(Data entries for graphics)

(begin)

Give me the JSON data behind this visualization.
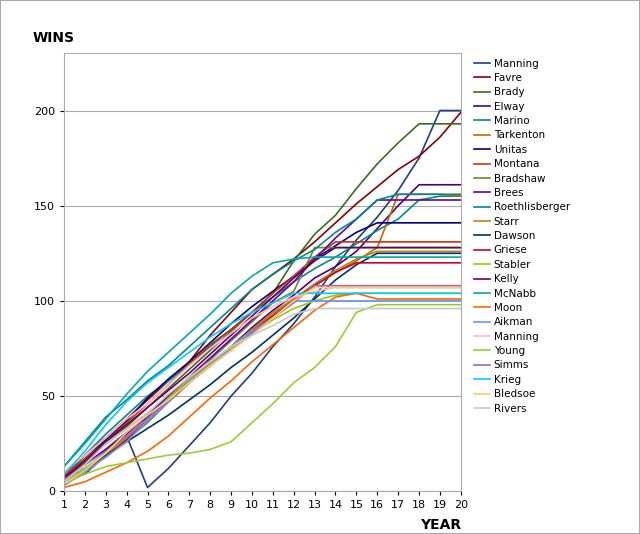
{
  "title_y": "WINS",
  "title_x": "YEAR",
  "xlim": [
    1,
    20
  ],
  "ylim": [
    0,
    230
  ],
  "yticks": [
    0,
    50,
    100,
    150,
    200
  ],
  "xticks": [
    1,
    2,
    3,
    4,
    5,
    6,
    7,
    8,
    9,
    10,
    11,
    12,
    13,
    14,
    15,
    16,
    17,
    18,
    19,
    20
  ],
  "series": [
    {
      "name": "Manning",
      "color": "#1F3F7F",
      "data": [
        6,
        9,
        19,
        29,
        2,
        12,
        24,
        36,
        50,
        62,
        76,
        88,
        102,
        118,
        132,
        144,
        158,
        175,
        200,
        200
      ]
    },
    {
      "name": "Favre",
      "color": "#8B0000",
      "data": [
        8,
        19,
        28,
        38,
        48,
        58,
        68,
        82,
        94,
        106,
        114,
        122,
        131,
        141,
        151,
        160,
        169,
        176,
        186,
        199
      ]
    },
    {
      "name": "Brady",
      "color": "#3A6E1A",
      "data": [
        6,
        15,
        25,
        34,
        44,
        54,
        64,
        74,
        84,
        94,
        104,
        121,
        135,
        145,
        159,
        172,
        183,
        193,
        193,
        193
      ]
    },
    {
      "name": "Elway",
      "color": "#4B0082",
      "data": [
        5,
        14,
        22,
        31,
        39,
        49,
        58,
        67,
        76,
        86,
        95,
        103,
        112,
        118,
        126,
        138,
        150,
        161,
        161,
        161
      ]
    },
    {
      "name": "Marino",
      "color": "#008B8B",
      "data": [
        7,
        19,
        30,
        40,
        50,
        58,
        67,
        76,
        85,
        94,
        102,
        110,
        117,
        123,
        130,
        137,
        143,
        153,
        155,
        155
      ]
    },
    {
      "name": "Tarkenton",
      "color": "#CC6600",
      "data": [
        8,
        17,
        25,
        33,
        41,
        50,
        59,
        66,
        75,
        85,
        93,
        101,
        108,
        115,
        121,
        128,
        156,
        156,
        156,
        155
      ]
    },
    {
      "name": "Unitas",
      "color": "#00008B",
      "data": [
        6,
        17,
        27,
        37,
        49,
        59,
        68,
        78,
        88,
        97,
        105,
        113,
        122,
        129,
        136,
        141,
        141,
        141,
        141,
        141
      ]
    },
    {
      "name": "Montana",
      "color": "#CC3300",
      "data": [
        8,
        17,
        26,
        36,
        46,
        56,
        67,
        77,
        85,
        94,
        104,
        113,
        123,
        131,
        131,
        131,
        131,
        131,
        131,
        131
      ]
    },
    {
      "name": "Bradshaw",
      "color": "#6B8E23",
      "data": [
        5,
        11,
        19,
        27,
        36,
        47,
        57,
        69,
        79,
        89,
        99,
        105,
        128,
        128,
        128,
        128,
        128,
        128,
        128,
        128
      ]
    },
    {
      "name": "Brees",
      "color": "#6600AA",
      "data": [
        7,
        14,
        22,
        30,
        40,
        50,
        60,
        70,
        80,
        90,
        100,
        110,
        122,
        133,
        143,
        153,
        153,
        153,
        153,
        153
      ]
    },
    {
      "name": "Roethlisberger",
      "color": "#008B8B",
      "data": [
        13,
        26,
        39,
        48,
        58,
        66,
        76,
        86,
        96,
        106,
        114,
        121,
        127,
        136,
        143,
        153,
        156,
        156,
        156,
        156
      ]
    },
    {
      "name": "Starr",
      "color": "#B8860B",
      "data": [
        4,
        11,
        19,
        28,
        38,
        48,
        58,
        67,
        76,
        85,
        94,
        101,
        109,
        116,
        122,
        126,
        126,
        126,
        126,
        126
      ]
    },
    {
      "name": "Dawson",
      "color": "#003366",
      "data": [
        5,
        12,
        19,
        26,
        33,
        40,
        48,
        56,
        65,
        73,
        82,
        91,
        101,
        111,
        119,
        125,
        125,
        125,
        125,
        125
      ]
    },
    {
      "name": "Griese",
      "color": "#CC0033",
      "data": [
        5,
        11,
        18,
        27,
        37,
        47,
        57,
        66,
        75,
        84,
        92,
        100,
        108,
        115,
        120,
        120,
        120,
        120,
        120,
        120
      ]
    },
    {
      "name": "Stabler",
      "color": "#99CC00",
      "data": [
        5,
        12,
        20,
        29,
        38,
        49,
        59,
        68,
        75,
        83,
        90,
        96,
        100,
        103,
        104,
        104,
        104,
        104,
        104,
        104
      ]
    },
    {
      "name": "Kelly",
      "color": "#660066",
      "data": [
        7,
        16,
        26,
        35,
        44,
        53,
        62,
        72,
        82,
        92,
        102,
        112,
        121,
        128,
        128,
        128,
        128,
        128,
        128,
        128
      ]
    },
    {
      "name": "McNabb",
      "color": "#00AAAA",
      "data": [
        13,
        25,
        38,
        51,
        63,
        73,
        83,
        93,
        104,
        113,
        120,
        122,
        123,
        123,
        123,
        123,
        123,
        123,
        123,
        123
      ]
    },
    {
      "name": "Moon",
      "color": "#FF6600",
      "data": [
        2,
        5,
        10,
        15,
        21,
        29,
        39,
        49,
        58,
        68,
        77,
        86,
        95,
        102,
        104,
        101,
        101,
        101,
        101,
        101
      ]
    },
    {
      "name": "Aikman",
      "color": "#6699FF",
      "data": [
        3,
        10,
        18,
        26,
        37,
        47,
        58,
        66,
        76,
        84,
        91,
        100,
        100,
        100,
        100,
        100,
        100,
        100,
        100,
        100
      ]
    },
    {
      "name": "Manning",
      "color": "#FFB6C1",
      "data": [
        10,
        19,
        28,
        38,
        46,
        56,
        66,
        75,
        83,
        91,
        97,
        102,
        105,
        107,
        107,
        107,
        107,
        107,
        107,
        107
      ]
    },
    {
      "name": "Young",
      "color": "#9ACD32",
      "data": [
        4,
        9,
        13,
        15,
        17,
        19,
        20,
        22,
        26,
        36,
        46,
        57,
        65,
        76,
        94,
        98,
        98,
        98,
        98,
        98
      ]
    },
    {
      "name": "Simms",
      "color": "#9966CC",
      "data": [
        6,
        14,
        21,
        29,
        38,
        48,
        57,
        66,
        74,
        83,
        91,
        99,
        108,
        108,
        108,
        108,
        108,
        108,
        108,
        108
      ]
    },
    {
      "name": "Krieg",
      "color": "#00CCFF",
      "data": [
        9,
        21,
        35,
        47,
        57,
        65,
        73,
        81,
        88,
        94,
        99,
        104,
        104,
        104,
        104,
        104,
        104,
        104,
        104,
        104
      ]
    },
    {
      "name": "Bledsoe",
      "color": "#FFCC66",
      "data": [
        4,
        11,
        20,
        31,
        40,
        48,
        57,
        66,
        74,
        82,
        91,
        100,
        107,
        107,
        107,
        107,
        107,
        107,
        107,
        107
      ]
    },
    {
      "name": "Rivers",
      "color": "#C8C8C8",
      "data": [
        5,
        14,
        25,
        33,
        41,
        51,
        60,
        68,
        76,
        82,
        87,
        93,
        96,
        96,
        96,
        96,
        96,
        96,
        96,
        96
      ]
    }
  ],
  "bg_color": "#ffffff",
  "grid_color": "#aaaaaa",
  "border_color": "#aaaaaa",
  "label_fontsize": 10,
  "tick_fontsize": 8,
  "legend_fontsize": 7.5,
  "linewidth": 1.2
}
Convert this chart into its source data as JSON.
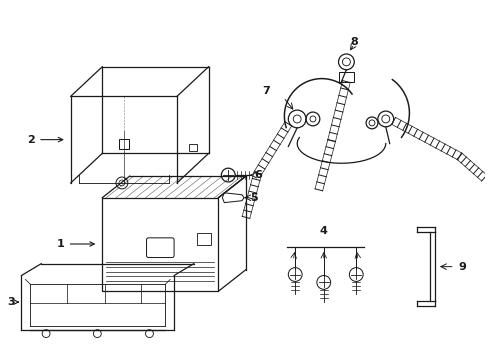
{
  "background_color": "#ffffff",
  "line_color": "#1a1a1a",
  "fig_width": 4.89,
  "fig_height": 3.6,
  "dpi": 100
}
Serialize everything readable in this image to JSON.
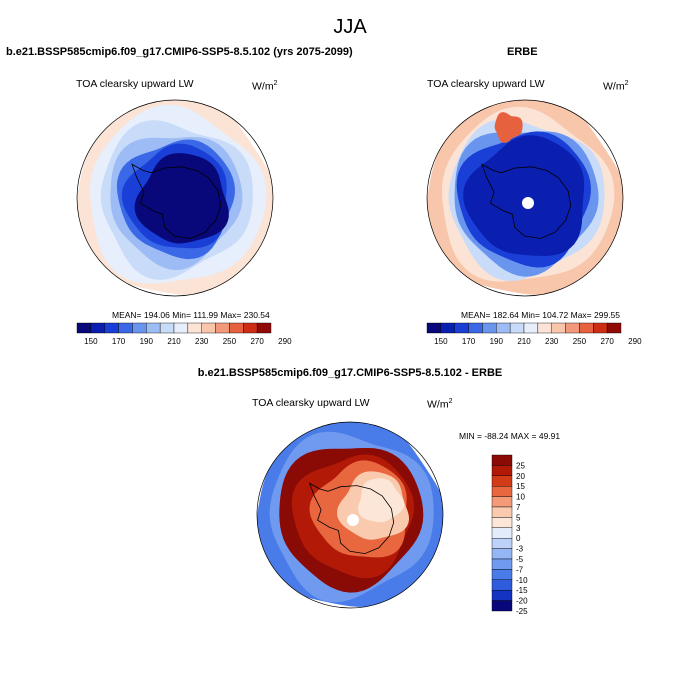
{
  "page_title": "JJA",
  "colors": {
    "scale": [
      "#08087a",
      "#0a1fb0",
      "#1a3fd6",
      "#3a68e6",
      "#6a95ef",
      "#9dbcf5",
      "#c8dbf9",
      "#e6effb",
      "#fbe4d6",
      "#f8c6aa",
      "#f1997a",
      "#e6623f",
      "#cc2d13",
      "#900a07"
    ],
    "diff_scale": [
      "#08087a",
      "#1333c0",
      "#2f5bdd",
      "#4a7ce9",
      "#6f9aef",
      "#94b6f4",
      "#bdd2f8",
      "#e2ecfb",
      "#fbe6d8",
      "#f9caae",
      "#f39a78",
      "#e8673f",
      "#d23a18",
      "#b21a07",
      "#8a0a05"
    ],
    "land": "#000000"
  },
  "chart_data": [
    {
      "type": "heatmap",
      "projection": "south-polar-stereographic",
      "title": "b.e21.BSSP585cmip6.f09_g17.CMIP6-SSP5-8.5.102 (yrs 2075-2099)",
      "variable": "TOA clearsky upward LW",
      "units_base": "W/m",
      "units_exp": "2",
      "stats_text": "MEAN= 194.06  Min= 111.99  Max= 230.54",
      "mean": 194.06,
      "min": 111.99,
      "max": 230.54,
      "colorbar_ticks": [
        "150",
        "170",
        "190",
        "210",
        "230",
        "250",
        "270",
        "290"
      ],
      "colorbar_levels": [
        140,
        150,
        160,
        170,
        180,
        190,
        200,
        210,
        220,
        230,
        240,
        250,
        260,
        270,
        280,
        290
      ],
      "value_profile": {
        "continent_interior": 120,
        "coast": 150,
        "sea_ice": 185,
        "midlat_edge": 230
      }
    },
    {
      "type": "heatmap",
      "projection": "south-polar-stereographic",
      "title": "ERBE",
      "variable": "TOA clearsky upward LW",
      "units_base": "W/m",
      "units_exp": "2",
      "stats_text": "MEAN= 182.64  Min= 104.72  Max= 299.55",
      "mean": 182.64,
      "min": 104.72,
      "max": 299.55,
      "colorbar_ticks": [
        "150",
        "170",
        "190",
        "210",
        "230",
        "250",
        "270",
        "290"
      ],
      "colorbar_levels": [
        140,
        150,
        160,
        170,
        180,
        190,
        200,
        210,
        220,
        230,
        240,
        250,
        260,
        270,
        280,
        290
      ],
      "value_profile": {
        "continent_interior": 150,
        "coast": 160,
        "sea_ice": 175,
        "midlat_edge": 245
      }
    },
    {
      "type": "heatmap",
      "projection": "south-polar-stereographic",
      "title": "b.e21.BSSP585cmip6.f09_g17.CMIP6-SSP5-8.5.102 - ERBE",
      "variable": "TOA clearsky upward LW",
      "units_base": "W/m",
      "units_exp": "2",
      "stats_text": "MIN = -88.24 MAX =  49.91",
      "min": -88.24,
      "max": 49.91,
      "colorbar_ticks": [
        "25",
        "20",
        "15",
        "10",
        "7",
        "5",
        "3",
        "0",
        "-3",
        "-5",
        "-7",
        "-10",
        "-15",
        "-20",
        "-25"
      ]
    }
  ]
}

(end)

How many lines in these entries contain the string "this"? State the number and nothing more.

3